SET EXERCISE =
Retype the data below without altering anything.

Saved entries:
^^^^
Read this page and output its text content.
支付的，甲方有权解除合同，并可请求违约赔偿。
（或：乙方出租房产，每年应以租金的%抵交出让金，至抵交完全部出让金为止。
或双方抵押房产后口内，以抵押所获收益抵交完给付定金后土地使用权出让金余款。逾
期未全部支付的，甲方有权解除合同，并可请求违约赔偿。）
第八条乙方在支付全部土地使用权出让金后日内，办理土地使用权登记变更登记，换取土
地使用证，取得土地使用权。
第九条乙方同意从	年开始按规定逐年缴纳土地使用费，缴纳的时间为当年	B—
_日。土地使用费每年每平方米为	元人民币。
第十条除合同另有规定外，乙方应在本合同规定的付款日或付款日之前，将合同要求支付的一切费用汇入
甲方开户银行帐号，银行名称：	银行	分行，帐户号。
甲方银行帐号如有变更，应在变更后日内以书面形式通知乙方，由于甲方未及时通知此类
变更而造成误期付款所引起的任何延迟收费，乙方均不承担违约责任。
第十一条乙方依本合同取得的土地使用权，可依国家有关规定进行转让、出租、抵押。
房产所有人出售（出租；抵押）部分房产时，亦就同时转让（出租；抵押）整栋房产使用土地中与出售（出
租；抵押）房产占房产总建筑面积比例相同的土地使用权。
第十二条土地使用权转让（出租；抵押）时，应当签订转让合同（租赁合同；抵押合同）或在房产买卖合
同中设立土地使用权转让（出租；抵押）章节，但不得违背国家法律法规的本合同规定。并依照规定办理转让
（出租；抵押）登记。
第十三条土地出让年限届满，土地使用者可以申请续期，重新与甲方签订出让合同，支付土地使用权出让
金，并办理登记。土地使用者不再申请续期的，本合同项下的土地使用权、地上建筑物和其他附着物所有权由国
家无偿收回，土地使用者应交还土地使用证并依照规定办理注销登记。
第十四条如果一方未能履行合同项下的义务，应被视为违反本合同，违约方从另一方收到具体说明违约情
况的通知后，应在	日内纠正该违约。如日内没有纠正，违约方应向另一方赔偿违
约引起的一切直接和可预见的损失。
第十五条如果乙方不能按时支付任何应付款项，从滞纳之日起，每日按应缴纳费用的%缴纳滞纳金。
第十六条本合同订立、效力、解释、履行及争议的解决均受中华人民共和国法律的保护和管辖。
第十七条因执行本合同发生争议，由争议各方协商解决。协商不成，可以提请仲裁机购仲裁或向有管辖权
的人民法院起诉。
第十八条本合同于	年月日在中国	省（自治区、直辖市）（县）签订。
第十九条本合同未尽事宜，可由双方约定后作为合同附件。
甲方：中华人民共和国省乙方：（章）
^^^^
EXERCISE OUTPUT =
Read this page and output its text content.
支付的，甲方有权解除合同，并可请求违约赔偿。
（或：乙方出租房产，每年应以租金的%抵交出让金，至抵交完全部出让金为止。
或双方抵押房产后口内，以抵押所获收益抵交完给付定金后土地使用权出让金余款。逾
期未全部支付的，甲方有权解除合同，并可请求违约赔偿。）
第八条乙方在支付全部土地使用权出让金后日内，办理土地使用权登记变更登记，换取土
地使用证，取得土地使用权。
第九条乙方同意从	年开始按规定逐年缴纳土地使用费，缴纳的时间为当年	B—
_日。土地使用费每年每平方米为	元人民币。
第十条除合同另有规定外，乙方应在本合同规定的付款日或付款日之前，将合同要求支付的一切费用汇入
甲方开户银行帐号，银行名称：	银行	分行，帐户号。
甲方银行帐号如有变更，应在变更后日内以书面形式通知乙方，由于甲方未及时通知此类
变更而造成误期付款所引起的任何延迟收费，乙方均不承担违约责任。
第十一条乙方依本合同取得的土地使用权，可依国家有关规定进行转让、出租、抵押。
房产所有人出售（出租；抵押）部分房产时，亦就同时转让（出租；抵押）整栋房产使用土地中与出售（出
租；抵押）房产占房产总建筑面积比例相同的土地使用权。
第十二条土地使用权转让（出租；抵押）时，应当签订转让合同（租赁合同；抵押合同）或在房产买卖合
同中设立土地使用权转让（出租；抵押）章节，但不得违背国家法律法规的本合同规定。并依照规定办理转让
（出租；抵押）登记。
第十三条土地出让年限届满，土地使用者可以申请续期，重新与甲方签订出让合同，支付土地使用权出让
金，并办理登记。土地使用者不再申请续期的，本合同项下的土地使用权、地上建筑物和其他附着物所有权由国
家无偿收回，土地使用者应交还土地使用证并依照规定办理注销登记。
第十四条如果一方未能履行合同项下的义务，应被视为违反本合同，违约方从另一方收到具体说明违约情
况的通知后，应在	日内纠正该违约。如日内没有纠正，违约方应向另一方赔偿违
约引起的一切直接和可预见的损失。
第十五条如果乙方不能按时支付任何应付款项，从滞纳之日起，每日按应缴纳费用的%缴纳滞纳金。
第十六条本合同订立、效力、解释、履行及争议的解决均受中华人民共和国法律的保护和管辖。
第十七条因执行本合同发生争议，由争议各方协商解决。协商不成，可以提请仲裁机购仲裁或向有管辖权
的人民法院起诉。
第十八条本合同于	年月日在中国	省（自治区、直辖市）（县）签订。
第十九条本合同未尽事宜，可由双方约定后作为合同附件。
甲方：中华人民共和国省乙方：（章）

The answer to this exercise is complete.